# [Data listing]
--------------------

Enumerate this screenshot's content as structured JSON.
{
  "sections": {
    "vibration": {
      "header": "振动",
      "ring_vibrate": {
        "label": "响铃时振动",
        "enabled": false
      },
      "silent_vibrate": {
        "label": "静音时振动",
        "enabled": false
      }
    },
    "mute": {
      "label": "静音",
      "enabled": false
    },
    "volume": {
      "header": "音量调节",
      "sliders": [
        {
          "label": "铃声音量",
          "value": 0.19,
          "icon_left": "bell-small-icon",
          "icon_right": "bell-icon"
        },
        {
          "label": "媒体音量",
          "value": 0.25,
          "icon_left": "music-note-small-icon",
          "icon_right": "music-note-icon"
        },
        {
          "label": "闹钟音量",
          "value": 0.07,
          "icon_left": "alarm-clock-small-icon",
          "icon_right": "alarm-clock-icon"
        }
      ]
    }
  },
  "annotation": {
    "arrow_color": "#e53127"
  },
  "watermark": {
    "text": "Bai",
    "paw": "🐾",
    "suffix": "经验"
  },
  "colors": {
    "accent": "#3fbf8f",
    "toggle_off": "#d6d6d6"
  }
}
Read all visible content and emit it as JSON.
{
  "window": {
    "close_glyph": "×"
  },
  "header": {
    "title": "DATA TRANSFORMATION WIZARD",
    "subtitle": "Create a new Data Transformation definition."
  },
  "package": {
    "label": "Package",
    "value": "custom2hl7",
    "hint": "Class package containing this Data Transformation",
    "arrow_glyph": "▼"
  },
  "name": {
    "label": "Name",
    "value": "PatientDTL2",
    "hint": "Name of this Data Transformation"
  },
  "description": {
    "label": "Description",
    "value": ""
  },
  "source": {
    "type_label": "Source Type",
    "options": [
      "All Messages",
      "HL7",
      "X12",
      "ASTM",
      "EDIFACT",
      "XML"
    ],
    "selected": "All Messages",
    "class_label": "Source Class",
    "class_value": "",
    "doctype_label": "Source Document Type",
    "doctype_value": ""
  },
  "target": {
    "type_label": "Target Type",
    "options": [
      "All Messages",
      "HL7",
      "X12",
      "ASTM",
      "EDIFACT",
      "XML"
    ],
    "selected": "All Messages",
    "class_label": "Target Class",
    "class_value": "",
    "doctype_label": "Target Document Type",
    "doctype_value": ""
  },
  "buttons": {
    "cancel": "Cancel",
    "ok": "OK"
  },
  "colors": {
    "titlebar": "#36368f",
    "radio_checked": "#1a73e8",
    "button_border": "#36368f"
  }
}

--------------------

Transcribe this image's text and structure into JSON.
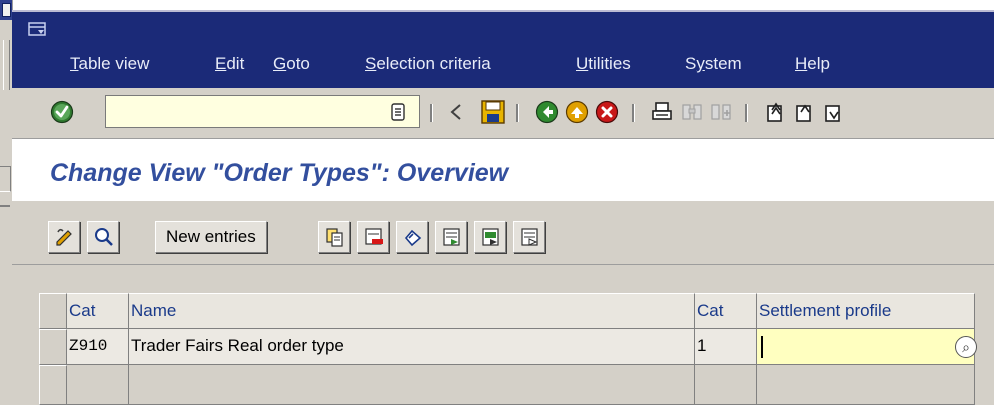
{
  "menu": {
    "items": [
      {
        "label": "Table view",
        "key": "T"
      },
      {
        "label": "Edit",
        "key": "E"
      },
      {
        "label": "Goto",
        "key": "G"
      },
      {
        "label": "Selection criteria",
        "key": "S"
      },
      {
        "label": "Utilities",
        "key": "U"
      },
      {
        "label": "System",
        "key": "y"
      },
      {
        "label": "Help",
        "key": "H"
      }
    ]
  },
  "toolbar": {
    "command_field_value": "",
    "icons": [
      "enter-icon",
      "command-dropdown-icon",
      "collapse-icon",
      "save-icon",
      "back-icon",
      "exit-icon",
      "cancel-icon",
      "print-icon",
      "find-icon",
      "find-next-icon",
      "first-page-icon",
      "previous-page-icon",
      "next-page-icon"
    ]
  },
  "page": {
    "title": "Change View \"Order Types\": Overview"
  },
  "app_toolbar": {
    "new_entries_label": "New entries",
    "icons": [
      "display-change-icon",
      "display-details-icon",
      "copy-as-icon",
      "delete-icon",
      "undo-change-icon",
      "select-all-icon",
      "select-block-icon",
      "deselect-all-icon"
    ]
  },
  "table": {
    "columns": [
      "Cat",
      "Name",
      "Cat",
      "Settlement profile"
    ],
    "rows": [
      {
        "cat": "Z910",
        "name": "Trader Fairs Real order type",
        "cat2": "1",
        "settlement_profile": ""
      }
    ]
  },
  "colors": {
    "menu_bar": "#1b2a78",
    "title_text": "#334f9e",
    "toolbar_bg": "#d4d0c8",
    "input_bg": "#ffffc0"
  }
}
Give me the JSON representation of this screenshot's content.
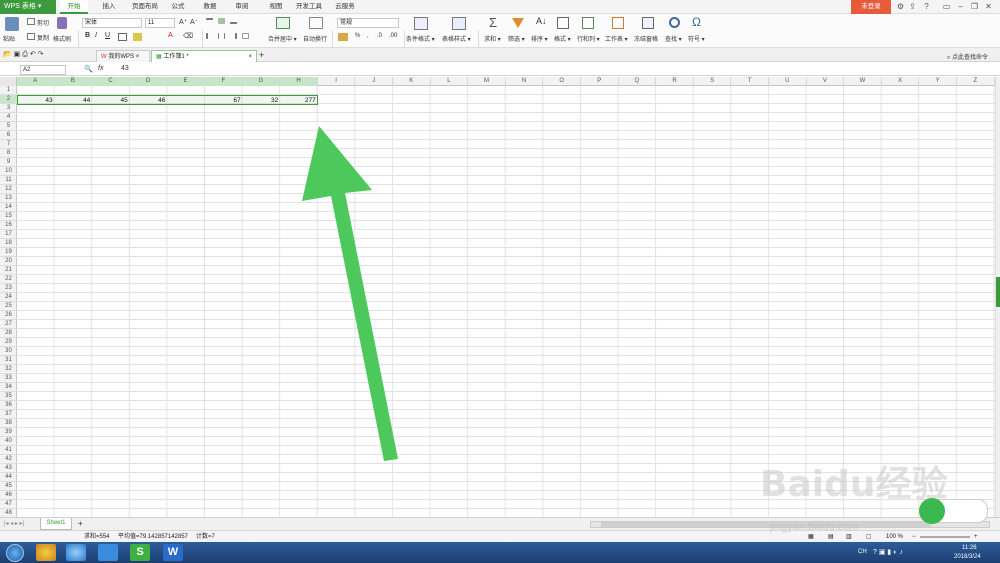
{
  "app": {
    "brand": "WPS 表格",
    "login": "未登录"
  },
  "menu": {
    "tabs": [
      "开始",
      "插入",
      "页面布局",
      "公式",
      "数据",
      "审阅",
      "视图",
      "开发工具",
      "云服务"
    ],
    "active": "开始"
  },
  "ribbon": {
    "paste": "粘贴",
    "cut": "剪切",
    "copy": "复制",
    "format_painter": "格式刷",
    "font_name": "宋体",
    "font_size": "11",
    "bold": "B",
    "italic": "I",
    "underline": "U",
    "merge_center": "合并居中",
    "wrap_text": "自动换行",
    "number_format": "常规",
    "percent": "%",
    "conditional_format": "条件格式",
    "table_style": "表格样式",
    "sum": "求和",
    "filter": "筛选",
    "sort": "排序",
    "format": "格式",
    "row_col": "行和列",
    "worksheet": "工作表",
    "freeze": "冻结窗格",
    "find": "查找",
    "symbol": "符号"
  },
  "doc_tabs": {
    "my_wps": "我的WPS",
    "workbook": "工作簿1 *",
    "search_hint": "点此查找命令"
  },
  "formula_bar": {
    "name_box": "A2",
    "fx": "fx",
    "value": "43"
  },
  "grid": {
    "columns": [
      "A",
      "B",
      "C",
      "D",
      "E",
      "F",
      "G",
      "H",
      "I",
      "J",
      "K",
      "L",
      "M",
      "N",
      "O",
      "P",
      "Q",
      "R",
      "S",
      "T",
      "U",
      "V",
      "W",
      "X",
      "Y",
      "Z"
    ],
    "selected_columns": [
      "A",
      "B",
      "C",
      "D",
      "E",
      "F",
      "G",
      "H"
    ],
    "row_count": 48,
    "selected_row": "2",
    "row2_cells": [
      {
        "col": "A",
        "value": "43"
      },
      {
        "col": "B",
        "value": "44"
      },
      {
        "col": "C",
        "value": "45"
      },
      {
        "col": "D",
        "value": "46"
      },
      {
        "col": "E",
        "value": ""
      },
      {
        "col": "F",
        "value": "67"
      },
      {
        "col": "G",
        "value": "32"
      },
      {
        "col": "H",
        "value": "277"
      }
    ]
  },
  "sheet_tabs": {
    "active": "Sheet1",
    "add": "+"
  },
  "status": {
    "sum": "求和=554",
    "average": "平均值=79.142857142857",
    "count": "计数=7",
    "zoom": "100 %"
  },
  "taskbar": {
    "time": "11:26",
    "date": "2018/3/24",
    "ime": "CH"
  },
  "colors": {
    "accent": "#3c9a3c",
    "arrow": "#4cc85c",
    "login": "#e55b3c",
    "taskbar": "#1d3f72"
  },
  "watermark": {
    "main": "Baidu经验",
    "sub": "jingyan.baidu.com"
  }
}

--------------------

# [What is asked]
Select every line above that contains the word "bell", and copy it.

# [The solution]
          "icon_left": "bell-small-icon",
          "icon_right": "bell-icon"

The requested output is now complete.